Given information:

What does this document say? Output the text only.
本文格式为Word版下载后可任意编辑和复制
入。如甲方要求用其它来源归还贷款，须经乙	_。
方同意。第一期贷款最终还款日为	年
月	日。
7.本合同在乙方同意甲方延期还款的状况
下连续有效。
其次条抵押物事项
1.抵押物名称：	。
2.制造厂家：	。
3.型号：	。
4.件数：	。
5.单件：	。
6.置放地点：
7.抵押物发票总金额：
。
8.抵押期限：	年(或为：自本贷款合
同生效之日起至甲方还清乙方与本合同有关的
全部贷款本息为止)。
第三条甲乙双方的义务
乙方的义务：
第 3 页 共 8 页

Problem to solve: Write out all of the records above exactly as they appear.

Solution for this problem:
What does this document say? Output the text only.
本文格式为Word版下载后可任意编辑和复制
入。如甲方要求用其它来源归还贷款，须经乙	_。
方同意。第一期贷款最终还款日为	年
月	日。
7.本合同在乙方同意甲方延期还款的状况
下连续有效。
其次条抵押物事项
1.抵押物名称：	。
2.制造厂家：	。
3.型号：	。
4.件数：	。
5.单件：	。
6.置放地点：
7.抵押物发票总金额：
。
8.抵押期限：	年(或为：自本贷款合
同生效之日起至甲方还清乙方与本合同有关的
全部贷款本息为止)。
第三条甲乙双方的义务
乙方的义务：
第 3 页 共 8 页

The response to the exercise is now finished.